[Stored items from a collection]
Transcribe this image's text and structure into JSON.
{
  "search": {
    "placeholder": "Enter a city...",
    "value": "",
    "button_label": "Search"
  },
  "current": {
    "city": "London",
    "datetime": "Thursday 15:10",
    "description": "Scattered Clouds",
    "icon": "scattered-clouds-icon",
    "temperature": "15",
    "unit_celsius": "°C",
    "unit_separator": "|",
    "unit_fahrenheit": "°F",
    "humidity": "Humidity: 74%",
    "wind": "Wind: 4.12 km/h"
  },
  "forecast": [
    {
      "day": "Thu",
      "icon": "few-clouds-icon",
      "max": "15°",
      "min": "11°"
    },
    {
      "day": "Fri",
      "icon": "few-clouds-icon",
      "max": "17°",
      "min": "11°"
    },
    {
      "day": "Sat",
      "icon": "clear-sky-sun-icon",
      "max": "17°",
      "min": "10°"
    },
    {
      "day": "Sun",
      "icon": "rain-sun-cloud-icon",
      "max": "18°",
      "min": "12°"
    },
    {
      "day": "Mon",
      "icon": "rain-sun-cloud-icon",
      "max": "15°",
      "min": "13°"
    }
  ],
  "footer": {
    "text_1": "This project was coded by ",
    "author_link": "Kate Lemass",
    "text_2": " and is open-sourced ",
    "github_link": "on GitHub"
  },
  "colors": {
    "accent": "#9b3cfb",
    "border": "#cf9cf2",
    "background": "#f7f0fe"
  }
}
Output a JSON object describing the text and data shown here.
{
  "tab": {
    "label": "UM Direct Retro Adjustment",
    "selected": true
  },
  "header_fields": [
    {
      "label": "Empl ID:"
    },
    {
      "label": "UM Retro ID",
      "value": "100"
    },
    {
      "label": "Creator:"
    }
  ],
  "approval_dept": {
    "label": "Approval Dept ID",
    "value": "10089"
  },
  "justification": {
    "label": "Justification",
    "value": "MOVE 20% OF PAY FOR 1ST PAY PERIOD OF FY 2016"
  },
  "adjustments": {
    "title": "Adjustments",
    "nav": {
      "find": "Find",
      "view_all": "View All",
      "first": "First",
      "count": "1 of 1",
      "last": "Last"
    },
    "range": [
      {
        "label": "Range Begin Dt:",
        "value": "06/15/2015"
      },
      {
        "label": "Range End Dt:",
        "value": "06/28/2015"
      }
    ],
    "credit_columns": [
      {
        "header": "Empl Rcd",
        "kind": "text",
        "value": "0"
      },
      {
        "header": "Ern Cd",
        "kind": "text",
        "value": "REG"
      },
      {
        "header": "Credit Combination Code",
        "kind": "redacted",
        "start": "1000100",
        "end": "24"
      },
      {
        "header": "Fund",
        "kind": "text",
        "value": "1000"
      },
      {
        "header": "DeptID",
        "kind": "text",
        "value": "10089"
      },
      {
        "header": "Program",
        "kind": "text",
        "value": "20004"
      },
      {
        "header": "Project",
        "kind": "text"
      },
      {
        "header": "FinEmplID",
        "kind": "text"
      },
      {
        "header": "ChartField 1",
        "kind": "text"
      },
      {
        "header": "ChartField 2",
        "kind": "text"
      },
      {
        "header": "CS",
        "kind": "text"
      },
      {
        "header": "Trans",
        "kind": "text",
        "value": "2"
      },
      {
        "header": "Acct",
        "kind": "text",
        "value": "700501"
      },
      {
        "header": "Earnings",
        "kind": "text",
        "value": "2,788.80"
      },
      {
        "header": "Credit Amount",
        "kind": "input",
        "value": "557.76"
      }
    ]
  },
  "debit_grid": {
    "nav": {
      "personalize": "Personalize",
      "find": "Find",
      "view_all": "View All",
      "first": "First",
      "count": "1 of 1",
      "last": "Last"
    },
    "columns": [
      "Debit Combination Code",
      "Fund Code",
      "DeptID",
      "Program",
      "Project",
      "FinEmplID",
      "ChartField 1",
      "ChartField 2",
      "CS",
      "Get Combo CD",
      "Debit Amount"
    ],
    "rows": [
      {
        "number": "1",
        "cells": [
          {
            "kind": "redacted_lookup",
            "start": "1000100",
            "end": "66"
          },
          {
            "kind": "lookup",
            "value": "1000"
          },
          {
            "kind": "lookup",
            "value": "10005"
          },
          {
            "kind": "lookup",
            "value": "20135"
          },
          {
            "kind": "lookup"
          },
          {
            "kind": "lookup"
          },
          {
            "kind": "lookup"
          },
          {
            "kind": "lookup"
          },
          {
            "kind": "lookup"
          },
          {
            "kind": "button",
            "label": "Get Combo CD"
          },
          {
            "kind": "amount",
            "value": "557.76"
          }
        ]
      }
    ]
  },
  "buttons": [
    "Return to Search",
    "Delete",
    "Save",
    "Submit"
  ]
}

--

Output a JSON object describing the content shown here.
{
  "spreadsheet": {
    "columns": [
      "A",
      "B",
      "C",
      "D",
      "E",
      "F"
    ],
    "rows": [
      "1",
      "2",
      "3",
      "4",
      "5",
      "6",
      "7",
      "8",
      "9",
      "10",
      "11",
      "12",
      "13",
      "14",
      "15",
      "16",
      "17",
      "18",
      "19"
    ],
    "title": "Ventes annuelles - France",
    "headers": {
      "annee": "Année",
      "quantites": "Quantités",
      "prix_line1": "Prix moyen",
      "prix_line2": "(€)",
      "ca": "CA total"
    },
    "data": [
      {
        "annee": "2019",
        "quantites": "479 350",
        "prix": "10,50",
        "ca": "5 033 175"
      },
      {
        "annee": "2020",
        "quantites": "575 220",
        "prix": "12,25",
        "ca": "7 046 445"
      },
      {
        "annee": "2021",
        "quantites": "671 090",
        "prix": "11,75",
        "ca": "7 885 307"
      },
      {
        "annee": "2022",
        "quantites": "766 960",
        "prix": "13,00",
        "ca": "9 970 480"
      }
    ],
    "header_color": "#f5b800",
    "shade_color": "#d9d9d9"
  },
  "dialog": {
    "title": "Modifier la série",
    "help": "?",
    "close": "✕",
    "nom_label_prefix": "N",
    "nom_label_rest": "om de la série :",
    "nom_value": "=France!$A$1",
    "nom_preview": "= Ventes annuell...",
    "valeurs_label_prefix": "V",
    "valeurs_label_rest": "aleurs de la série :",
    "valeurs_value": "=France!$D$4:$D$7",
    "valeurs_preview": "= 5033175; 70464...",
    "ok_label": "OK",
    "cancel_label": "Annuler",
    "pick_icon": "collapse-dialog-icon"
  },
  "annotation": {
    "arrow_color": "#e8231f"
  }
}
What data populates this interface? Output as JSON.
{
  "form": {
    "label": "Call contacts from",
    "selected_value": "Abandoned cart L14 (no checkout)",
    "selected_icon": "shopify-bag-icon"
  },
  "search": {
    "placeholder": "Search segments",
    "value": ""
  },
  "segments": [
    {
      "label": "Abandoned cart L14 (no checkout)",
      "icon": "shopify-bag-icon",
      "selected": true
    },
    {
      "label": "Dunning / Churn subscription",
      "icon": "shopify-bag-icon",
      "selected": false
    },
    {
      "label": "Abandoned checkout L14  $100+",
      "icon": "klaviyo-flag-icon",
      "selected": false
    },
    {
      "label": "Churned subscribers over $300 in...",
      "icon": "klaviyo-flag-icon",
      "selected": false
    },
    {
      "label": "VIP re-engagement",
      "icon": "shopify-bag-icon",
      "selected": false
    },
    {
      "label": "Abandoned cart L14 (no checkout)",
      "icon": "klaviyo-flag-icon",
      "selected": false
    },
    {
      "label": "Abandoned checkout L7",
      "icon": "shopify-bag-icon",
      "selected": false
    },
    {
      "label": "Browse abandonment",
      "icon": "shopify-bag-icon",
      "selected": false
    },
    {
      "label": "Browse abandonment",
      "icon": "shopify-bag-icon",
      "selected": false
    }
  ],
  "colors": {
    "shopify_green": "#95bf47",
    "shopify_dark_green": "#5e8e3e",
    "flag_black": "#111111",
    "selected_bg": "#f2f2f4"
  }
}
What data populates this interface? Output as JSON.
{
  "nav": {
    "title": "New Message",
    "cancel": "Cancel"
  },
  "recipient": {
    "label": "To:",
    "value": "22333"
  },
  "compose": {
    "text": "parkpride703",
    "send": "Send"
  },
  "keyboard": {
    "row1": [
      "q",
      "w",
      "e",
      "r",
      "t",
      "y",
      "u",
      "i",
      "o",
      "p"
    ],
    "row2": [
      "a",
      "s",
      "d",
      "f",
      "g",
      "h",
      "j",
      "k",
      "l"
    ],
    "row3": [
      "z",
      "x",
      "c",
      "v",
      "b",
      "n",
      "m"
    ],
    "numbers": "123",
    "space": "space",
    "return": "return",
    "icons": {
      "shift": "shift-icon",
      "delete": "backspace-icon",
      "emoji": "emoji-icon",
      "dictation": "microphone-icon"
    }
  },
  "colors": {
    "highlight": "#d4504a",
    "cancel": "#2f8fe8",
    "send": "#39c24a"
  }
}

---

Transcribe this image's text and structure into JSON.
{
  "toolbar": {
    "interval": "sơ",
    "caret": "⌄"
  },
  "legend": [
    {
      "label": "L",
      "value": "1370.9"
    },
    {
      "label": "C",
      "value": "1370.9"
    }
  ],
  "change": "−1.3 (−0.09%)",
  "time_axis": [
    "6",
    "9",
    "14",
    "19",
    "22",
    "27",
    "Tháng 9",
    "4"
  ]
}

> WHAT NEEDS TO BE DONE
Where a line of the entries contains the word "Abandoned", copy that line.

> FINISHED ANSWER
    "selected_value": "Abandoned cart L14 (no checkout)",
      "label": "Abandoned cart L14 (no checkout)",
      "label": "Abandoned checkout L14  $100+",
      "label": "Abandoned cart L14 (no checkout)",
      "label": "Abandoned checkout L7",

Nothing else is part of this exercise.